Could you write out every entry exactly as it stands?

Stored data:
═══

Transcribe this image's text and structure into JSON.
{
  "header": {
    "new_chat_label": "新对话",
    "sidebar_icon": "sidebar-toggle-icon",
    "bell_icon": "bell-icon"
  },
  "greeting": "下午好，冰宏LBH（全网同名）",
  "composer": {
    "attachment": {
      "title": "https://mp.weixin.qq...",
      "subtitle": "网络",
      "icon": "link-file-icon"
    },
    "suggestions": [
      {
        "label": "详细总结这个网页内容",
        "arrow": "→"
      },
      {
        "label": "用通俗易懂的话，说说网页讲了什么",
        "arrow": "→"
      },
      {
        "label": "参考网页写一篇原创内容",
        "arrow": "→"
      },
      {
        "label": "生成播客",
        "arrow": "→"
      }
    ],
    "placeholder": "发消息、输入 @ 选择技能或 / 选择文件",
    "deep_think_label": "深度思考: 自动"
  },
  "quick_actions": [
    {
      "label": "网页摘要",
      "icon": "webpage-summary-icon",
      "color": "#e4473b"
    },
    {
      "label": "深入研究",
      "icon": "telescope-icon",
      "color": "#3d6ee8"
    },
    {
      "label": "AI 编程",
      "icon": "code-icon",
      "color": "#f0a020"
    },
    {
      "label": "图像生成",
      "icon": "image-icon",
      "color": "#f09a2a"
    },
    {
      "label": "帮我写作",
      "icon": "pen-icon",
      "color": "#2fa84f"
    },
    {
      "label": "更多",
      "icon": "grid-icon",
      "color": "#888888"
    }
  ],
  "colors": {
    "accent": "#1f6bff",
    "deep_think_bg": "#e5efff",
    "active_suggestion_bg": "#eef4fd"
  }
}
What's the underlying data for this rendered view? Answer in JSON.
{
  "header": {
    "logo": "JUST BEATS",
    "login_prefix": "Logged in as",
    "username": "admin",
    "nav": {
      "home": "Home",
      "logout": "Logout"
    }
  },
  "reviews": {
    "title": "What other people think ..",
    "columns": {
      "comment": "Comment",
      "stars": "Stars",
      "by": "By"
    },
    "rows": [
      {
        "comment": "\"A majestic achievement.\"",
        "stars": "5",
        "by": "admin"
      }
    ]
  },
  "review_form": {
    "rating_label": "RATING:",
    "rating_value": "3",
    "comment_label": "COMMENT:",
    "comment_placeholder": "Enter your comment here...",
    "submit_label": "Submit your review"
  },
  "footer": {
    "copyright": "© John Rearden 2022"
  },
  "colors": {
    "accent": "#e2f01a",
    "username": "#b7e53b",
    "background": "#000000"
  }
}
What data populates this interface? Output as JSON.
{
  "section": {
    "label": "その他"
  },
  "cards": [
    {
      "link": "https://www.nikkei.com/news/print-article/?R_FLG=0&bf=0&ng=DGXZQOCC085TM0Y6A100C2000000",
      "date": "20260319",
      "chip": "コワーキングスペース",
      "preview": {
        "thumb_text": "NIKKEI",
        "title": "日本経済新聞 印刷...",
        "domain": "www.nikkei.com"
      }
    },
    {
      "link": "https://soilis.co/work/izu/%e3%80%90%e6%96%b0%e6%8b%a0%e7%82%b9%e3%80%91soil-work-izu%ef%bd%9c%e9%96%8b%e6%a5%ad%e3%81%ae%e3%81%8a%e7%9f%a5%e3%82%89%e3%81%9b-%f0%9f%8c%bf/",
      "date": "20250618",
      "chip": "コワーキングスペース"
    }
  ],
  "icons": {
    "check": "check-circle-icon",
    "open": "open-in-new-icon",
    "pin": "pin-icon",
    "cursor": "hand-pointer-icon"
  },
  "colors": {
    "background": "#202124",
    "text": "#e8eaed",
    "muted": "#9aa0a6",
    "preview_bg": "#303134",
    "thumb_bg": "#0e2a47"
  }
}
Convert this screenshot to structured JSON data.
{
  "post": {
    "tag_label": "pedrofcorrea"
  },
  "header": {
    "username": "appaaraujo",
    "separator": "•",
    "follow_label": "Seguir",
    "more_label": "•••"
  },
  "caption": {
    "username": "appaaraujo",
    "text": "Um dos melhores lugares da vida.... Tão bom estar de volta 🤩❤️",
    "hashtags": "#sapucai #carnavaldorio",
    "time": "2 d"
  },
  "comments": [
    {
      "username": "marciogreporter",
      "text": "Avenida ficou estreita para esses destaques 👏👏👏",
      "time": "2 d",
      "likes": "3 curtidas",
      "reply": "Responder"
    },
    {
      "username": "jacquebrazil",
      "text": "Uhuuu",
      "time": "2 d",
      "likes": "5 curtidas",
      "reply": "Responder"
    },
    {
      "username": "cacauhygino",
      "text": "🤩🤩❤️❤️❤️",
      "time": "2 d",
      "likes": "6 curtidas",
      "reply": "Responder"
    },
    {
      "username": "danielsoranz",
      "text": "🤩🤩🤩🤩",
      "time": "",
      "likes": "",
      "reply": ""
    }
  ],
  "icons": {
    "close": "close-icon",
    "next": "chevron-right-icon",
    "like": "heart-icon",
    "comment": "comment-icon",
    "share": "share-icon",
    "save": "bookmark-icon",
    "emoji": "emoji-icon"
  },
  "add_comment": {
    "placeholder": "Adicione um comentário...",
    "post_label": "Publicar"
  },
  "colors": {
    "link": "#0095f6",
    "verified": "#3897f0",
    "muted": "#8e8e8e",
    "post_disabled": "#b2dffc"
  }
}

═══

CORRECT RESPONSE:
Transcribe this image's text and structure into JSON.
{
  "header": {
    "new_chat_label": "新对话",
    "sidebar_icon": "sidebar-toggle-icon",
    "bell_icon": "bell-icon"
  },
  "greeting": "下午好，冰宏LBH（全网同名）",
  "composer": {
    "attachment": {
      "title": "https://mp.weixin.qq...",
      "subtitle": "网络",
      "icon": "link-file-icon"
    },
    "suggestions": [
      {
        "label": "详细总结这个网页内容",
        "arrow": "→"
      },
      {
        "label": "用通俗易懂的话，说说网页讲了什么",
        "arrow": "→"
      },
      {
        "label": "参考网页写一篇原创内容",
        "arrow": "→"
      },
      {
        "label": "生成播客",
        "arrow": "→"
      }
    ],
    "placeholder": "发消息、输入 @ 选择技能或 / 选择文件",
    "deep_think_label": "深度思考: 自动"
  },
  "quick_actions": [
    {
      "label": "网页摘要",
      "icon": "webpage-summary-icon",
      "color": "#e4473b"
    },
    {
      "label": "深入研究",
      "icon": "telescope-icon",
      "color": "#3d6ee8"
    },
    {
      "label": "AI 编程",
      "icon": "code-icon",
      "color": "#f0a020"
    },
    {
      "label": "图像生成",
      "icon": "image-icon",
      "color": "#f09a2a"
    },
    {
      "label": "帮我写作",
      "icon": "pen-icon",
      "color": "#2fa84f"
    },
    {
      "label": "更多",
      "icon": "grid-icon",
      "color": "#888888"
    }
  ],
  "colors": {
    "accent": "#1f6bff",
    "deep_think_bg": "#e5efff",
    "active_suggestion_bg": "#eef4fd"
  }
}
What's the underlying data for this rendered view? Answer in JSON.
{
  "header": {
    "logo": "JUST BEATS",
    "login_prefix": "Logged in as",
    "username": "admin",
    "nav": {
      "home": "Home",
      "logout": "Logout"
    }
  },
  "reviews": {
    "title": "What other people think ..",
    "columns": {
      "comment": "Comment",
      "stars": "Stars",
      "by": "By"
    },
    "rows": [
      {
        "comment": "\"A majestic achievement.\"",
        "stars": "5",
        "by": "admin"
      }
    ]
  },
  "review_form": {
    "rating_label": "RATING:",
    "rating_value": "3",
    "comment_label": "COMMENT:",
    "comment_placeholder": "Enter your comment here...",
    "submit_label": "Submit your review"
  },
  "footer": {
    "copyright": "© John Rearden 2022"
  },
  "colors": {
    "accent": "#e2f01a",
    "username": "#b7e53b",
    "background": "#000000"
  }
}
What data populates this interface? Output as JSON.
{
  "section": {
    "label": "その他"
  },
  "cards": [
    {
      "link": "https://www.nikkei.com/news/print-article/?R_FLG=0&bf=0&ng=DGXZQOCC085TM0Y6A100C2000000",
      "date": "20260319",
      "chip": "コワーキングスペース",
      "preview": {
        "thumb_text": "NIKKEI",
        "title": "日本経済新聞 印刷...",
        "domain": "www.nikkei.com"
      }
    },
    {
      "link": "https://soilis.co/work/izu/%e3%80%90%e6%96%b0%e6%8b%a0%e7%82%b9%e3%80%91soil-work-izu%ef%bd%9c%e9%96%8b%e6%a5%ad%e3%81%ae%e3%81%8a%e7%9f%a5%e3%82%89%e3%81%9b-%f0%9f%8c%bf/",
      "date": "20250618",
      "chip": "コワーキングスペース"
    }
  ],
  "icons": {
    "check": "check-circle-icon",
    "open": "open-in-new-icon",
    "pin": "pin-icon",
    "cursor": "hand-pointer-icon"
  },
  "colors": {
    "background": "#202124",
    "text": "#e8eaed",
    "muted": "#9aa0a6",
    "preview_bg": "#303134",
    "thumb_bg": "#0e2a47"
  }
}
Convert this screenshot to structured JSON data.
{
  "post": {
    "tag_label": "pedrofcorrea"
  },
  "header": {
    "username": "appaaraujo",
    "separator": "•",
    "follow_label": "Seguir",
    "more_label": "•••"
  },
  "caption": {
    "username": "appaaraujo",
    "text": "Um dos melhores lugares da vida.... Tão bom estar de volta 🤩❤️",
    "hashtags": "#sapucai #carnavaldorio",
    "time": "2 d"
  },
  "comments": [
    {
      "username": "marciogreporter",
      "text": "Avenida ficou estreita para esses destaques 👏👏👏",
      "time": "2 d",
      "likes": "3 curtidas",
      "reply": "Responder"
    },
    {
      "username": "jacquebrazil",
      "text": "Uhuuu",
      "time": "2 d",
      "likes": "5 curtidas",
      "reply": "Responder"
    },
    {
      "username": "cacauhygino",
      "text": "🤩🤩❤️❤️❤️",
      "time": "2 d",
      "likes": "6 curtidas",
      "reply": "Responder"
    },
    {
      "username": "danielsoranz",
      "text": "🤩🤩🤩🤩",
      "time": "",
      "likes": "",
      "reply": ""
    }
  ],
  "icons": {
    "close": "close-icon",
    "next": "chevron-right-icon",
    "like": "heart-icon",
    "comment": "comment-icon",
    "share": "share-icon",
    "save": "bookmark-icon",
    "emoji": "emoji-icon"
  },
  "add_comment": {
    "placeholder": "Adicione um comentário...",
    "post_label": "Publicar"
  },
  "colors": {
    "link": "#0095f6",
    "verified": "#3897f0",
    "muted": "#8e8e8e",
    "post_disabled": "#b2dffc"
  }
}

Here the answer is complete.